#### [WHAT IS REQUIRED]
Locate each line of the material that contains "України", then return it.

#### [DATA TO USE]
+++

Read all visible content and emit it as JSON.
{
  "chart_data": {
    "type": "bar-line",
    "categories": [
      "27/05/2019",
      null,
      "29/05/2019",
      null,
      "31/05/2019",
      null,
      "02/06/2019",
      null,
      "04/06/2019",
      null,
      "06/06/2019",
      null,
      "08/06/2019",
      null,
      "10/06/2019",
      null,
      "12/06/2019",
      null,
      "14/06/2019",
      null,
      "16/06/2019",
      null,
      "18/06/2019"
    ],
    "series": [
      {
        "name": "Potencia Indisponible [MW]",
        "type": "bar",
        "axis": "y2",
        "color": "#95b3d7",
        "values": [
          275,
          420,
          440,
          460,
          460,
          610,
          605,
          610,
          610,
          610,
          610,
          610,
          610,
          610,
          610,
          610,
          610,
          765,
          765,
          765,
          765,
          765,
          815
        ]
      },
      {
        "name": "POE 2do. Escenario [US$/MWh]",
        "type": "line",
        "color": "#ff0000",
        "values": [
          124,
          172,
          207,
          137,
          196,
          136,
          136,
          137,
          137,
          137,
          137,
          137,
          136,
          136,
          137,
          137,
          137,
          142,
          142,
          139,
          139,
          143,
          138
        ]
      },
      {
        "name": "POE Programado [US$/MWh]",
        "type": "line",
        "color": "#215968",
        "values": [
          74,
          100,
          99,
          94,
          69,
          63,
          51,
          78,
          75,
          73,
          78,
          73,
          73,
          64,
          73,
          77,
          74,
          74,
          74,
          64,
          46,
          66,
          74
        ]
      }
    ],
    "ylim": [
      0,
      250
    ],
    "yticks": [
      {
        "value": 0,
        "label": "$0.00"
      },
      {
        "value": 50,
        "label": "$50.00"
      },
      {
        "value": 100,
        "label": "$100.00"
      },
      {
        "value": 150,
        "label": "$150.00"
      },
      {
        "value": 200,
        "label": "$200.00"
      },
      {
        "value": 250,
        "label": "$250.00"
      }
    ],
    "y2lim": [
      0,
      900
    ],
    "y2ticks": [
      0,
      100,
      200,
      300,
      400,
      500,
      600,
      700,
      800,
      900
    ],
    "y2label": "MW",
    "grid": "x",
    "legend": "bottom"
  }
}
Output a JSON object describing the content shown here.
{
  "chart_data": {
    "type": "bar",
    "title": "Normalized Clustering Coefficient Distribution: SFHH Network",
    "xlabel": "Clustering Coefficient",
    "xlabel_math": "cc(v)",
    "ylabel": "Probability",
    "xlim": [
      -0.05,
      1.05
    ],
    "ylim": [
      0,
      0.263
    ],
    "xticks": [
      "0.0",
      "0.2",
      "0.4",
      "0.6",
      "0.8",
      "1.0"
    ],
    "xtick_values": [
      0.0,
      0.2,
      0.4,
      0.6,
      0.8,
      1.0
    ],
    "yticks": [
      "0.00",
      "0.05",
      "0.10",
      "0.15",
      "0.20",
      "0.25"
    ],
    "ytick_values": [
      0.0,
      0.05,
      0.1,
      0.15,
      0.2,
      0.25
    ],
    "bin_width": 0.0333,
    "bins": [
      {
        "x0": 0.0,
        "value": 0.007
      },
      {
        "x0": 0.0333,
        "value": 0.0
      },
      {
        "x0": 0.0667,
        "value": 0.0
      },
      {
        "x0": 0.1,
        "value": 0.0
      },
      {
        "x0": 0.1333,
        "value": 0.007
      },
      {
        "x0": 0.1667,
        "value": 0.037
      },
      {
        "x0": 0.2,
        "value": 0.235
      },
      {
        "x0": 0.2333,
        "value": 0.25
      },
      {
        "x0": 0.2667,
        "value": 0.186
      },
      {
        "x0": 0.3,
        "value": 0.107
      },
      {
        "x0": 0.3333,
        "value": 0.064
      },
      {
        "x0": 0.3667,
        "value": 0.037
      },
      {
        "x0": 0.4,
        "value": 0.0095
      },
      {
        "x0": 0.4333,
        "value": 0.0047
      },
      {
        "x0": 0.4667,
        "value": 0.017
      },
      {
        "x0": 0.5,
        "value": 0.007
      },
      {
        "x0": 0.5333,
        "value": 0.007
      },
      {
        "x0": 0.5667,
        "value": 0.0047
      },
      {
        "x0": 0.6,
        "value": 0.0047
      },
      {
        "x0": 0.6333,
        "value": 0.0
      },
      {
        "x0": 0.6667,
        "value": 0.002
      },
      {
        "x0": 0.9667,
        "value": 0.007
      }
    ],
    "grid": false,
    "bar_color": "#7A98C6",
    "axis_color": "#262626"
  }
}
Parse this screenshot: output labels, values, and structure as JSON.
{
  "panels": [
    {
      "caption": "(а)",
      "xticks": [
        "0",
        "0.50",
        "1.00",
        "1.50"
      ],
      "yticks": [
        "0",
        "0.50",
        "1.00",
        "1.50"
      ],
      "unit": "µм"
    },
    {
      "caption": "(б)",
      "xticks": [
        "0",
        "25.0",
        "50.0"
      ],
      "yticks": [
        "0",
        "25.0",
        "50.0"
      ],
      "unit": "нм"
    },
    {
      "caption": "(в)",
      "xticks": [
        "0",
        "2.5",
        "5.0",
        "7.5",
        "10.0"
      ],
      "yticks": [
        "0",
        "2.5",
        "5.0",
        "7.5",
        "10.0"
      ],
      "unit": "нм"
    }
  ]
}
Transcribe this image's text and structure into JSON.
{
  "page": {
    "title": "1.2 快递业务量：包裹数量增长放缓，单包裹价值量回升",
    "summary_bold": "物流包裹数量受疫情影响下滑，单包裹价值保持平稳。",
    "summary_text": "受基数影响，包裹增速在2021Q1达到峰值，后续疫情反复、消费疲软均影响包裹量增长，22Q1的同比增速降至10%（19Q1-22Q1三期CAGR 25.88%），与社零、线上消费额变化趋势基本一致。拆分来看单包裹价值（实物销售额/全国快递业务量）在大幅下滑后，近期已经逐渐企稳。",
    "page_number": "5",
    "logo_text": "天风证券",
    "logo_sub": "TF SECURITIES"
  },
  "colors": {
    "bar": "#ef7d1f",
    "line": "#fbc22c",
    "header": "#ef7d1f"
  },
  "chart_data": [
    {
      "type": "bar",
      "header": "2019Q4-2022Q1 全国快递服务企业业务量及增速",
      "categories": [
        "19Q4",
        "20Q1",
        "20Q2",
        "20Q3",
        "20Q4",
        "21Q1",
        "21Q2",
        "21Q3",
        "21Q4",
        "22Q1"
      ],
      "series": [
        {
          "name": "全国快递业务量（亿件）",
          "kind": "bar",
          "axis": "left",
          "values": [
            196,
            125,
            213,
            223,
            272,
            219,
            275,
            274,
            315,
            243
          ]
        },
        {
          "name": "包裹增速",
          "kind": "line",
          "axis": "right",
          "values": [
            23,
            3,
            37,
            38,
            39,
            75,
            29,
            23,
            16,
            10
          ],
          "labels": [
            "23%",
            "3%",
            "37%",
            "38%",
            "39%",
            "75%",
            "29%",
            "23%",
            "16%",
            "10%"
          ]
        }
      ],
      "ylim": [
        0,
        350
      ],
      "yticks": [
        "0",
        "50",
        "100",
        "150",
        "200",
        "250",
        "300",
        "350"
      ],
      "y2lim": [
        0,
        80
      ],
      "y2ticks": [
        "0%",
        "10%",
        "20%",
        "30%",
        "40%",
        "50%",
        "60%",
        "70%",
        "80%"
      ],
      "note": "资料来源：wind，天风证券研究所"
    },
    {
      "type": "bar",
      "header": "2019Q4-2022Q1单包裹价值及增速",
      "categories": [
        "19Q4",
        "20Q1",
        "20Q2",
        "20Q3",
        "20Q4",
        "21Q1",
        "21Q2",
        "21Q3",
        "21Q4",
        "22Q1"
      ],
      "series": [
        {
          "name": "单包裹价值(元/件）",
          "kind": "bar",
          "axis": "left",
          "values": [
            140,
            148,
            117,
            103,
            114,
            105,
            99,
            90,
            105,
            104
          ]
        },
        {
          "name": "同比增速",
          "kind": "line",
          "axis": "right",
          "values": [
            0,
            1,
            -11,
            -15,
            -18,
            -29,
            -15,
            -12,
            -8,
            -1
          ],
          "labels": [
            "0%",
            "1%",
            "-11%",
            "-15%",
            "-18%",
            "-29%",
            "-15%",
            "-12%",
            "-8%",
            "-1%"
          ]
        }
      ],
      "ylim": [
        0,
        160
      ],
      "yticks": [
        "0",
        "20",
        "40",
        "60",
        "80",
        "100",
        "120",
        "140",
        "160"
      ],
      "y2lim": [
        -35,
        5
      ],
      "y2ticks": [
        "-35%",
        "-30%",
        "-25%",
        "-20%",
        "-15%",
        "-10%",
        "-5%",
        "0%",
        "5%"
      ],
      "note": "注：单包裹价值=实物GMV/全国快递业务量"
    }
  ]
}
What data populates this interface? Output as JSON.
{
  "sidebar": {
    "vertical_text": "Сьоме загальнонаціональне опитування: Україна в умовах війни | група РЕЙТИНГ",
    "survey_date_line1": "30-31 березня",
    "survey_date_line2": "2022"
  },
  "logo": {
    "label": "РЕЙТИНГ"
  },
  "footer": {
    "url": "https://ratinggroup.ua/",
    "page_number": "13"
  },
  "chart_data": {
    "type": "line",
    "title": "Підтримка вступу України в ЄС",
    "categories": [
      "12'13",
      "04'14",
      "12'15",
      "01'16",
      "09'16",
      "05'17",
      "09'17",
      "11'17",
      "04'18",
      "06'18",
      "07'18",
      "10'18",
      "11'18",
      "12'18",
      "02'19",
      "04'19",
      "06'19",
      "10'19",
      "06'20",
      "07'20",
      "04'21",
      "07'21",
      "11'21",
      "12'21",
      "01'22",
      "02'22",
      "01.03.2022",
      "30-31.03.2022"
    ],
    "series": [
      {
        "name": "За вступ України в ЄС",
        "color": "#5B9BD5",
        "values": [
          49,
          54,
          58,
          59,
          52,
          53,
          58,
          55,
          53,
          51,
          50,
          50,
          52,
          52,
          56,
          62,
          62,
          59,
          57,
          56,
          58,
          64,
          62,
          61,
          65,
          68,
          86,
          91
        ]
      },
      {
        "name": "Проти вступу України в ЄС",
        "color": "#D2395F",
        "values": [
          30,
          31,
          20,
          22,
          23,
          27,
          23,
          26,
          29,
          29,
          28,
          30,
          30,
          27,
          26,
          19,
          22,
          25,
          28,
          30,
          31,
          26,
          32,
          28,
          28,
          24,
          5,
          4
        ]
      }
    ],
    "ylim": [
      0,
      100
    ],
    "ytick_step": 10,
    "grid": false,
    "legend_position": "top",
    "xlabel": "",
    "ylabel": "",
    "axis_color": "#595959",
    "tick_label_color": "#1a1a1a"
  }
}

+++

#### [RESULT OF THIS EXERCISE]
    "title": "Підтримка вступу України в ЄС",
        "name": "За вступ України в ЄС",
        "name": "Проти вступу України в ЄС",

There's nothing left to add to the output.